#### Job
Exactly repeat the material, dropping only the pictures.

-- Start of Supplied information --

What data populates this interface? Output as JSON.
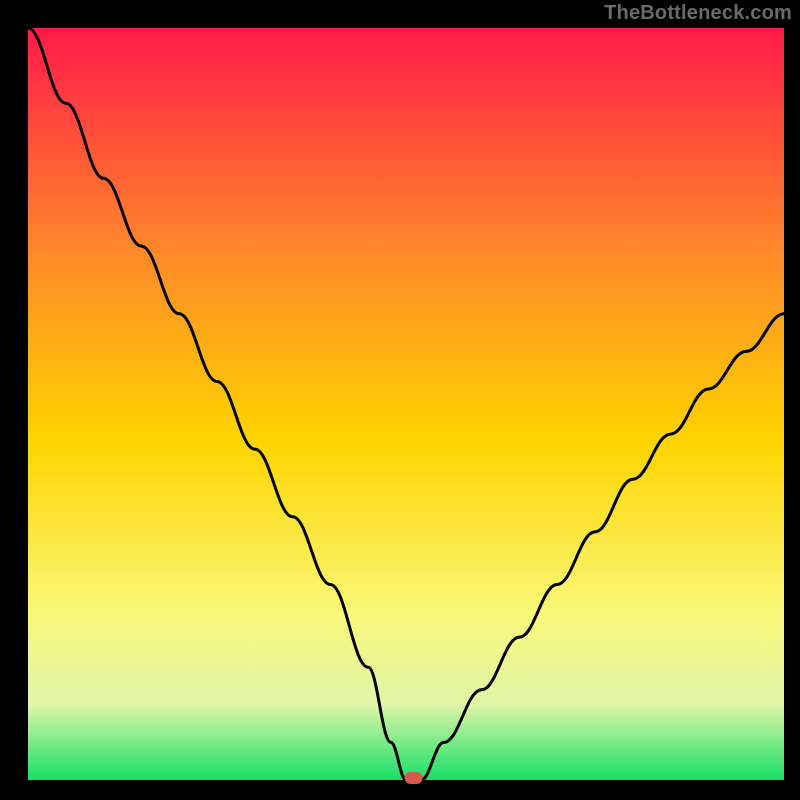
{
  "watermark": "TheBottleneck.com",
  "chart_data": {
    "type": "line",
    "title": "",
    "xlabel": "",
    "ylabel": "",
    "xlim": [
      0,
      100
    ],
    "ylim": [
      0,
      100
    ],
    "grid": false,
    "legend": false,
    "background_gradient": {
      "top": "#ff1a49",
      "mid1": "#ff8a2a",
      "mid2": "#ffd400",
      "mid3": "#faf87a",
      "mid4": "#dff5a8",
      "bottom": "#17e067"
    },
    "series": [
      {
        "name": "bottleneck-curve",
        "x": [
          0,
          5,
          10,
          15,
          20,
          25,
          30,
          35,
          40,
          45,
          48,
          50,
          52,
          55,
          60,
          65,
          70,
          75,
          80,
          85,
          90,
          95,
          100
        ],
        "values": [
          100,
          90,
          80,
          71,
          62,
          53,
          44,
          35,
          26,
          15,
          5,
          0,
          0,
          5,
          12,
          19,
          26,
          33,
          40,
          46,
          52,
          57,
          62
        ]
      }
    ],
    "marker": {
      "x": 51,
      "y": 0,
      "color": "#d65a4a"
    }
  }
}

-- End of Supplied information --

#### Answer for this exercise
What data populates this interface? Output as JSON.
{
  "watermark": "TheBottleneck.com",
  "chart_data": {
    "type": "line",
    "title": "",
    "xlabel": "",
    "ylabel": "",
    "xlim": [
      0,
      100
    ],
    "ylim": [
      0,
      100
    ],
    "grid": false,
    "legend": false,
    "background_gradient": {
      "top": "#ff1a49",
      "mid1": "#ff8a2a",
      "mid2": "#ffd400",
      "mid3": "#faf87a",
      "mid4": "#dff5a8",
      "bottom": "#17e067"
    },
    "series": [
      {
        "name": "bottleneck-curve",
        "x": [
          0,
          5,
          10,
          15,
          20,
          25,
          30,
          35,
          40,
          45,
          48,
          50,
          52,
          55,
          60,
          65,
          70,
          75,
          80,
          85,
          90,
          95,
          100
        ],
        "values": [
          100,
          90,
          80,
          71,
          62,
          53,
          44,
          35,
          26,
          15,
          5,
          0,
          0,
          5,
          12,
          19,
          26,
          33,
          40,
          46,
          52,
          57,
          62
        ]
      }
    ],
    "marker": {
      "x": 51,
      "y": 0,
      "color": "#d65a4a"
    }
  }
}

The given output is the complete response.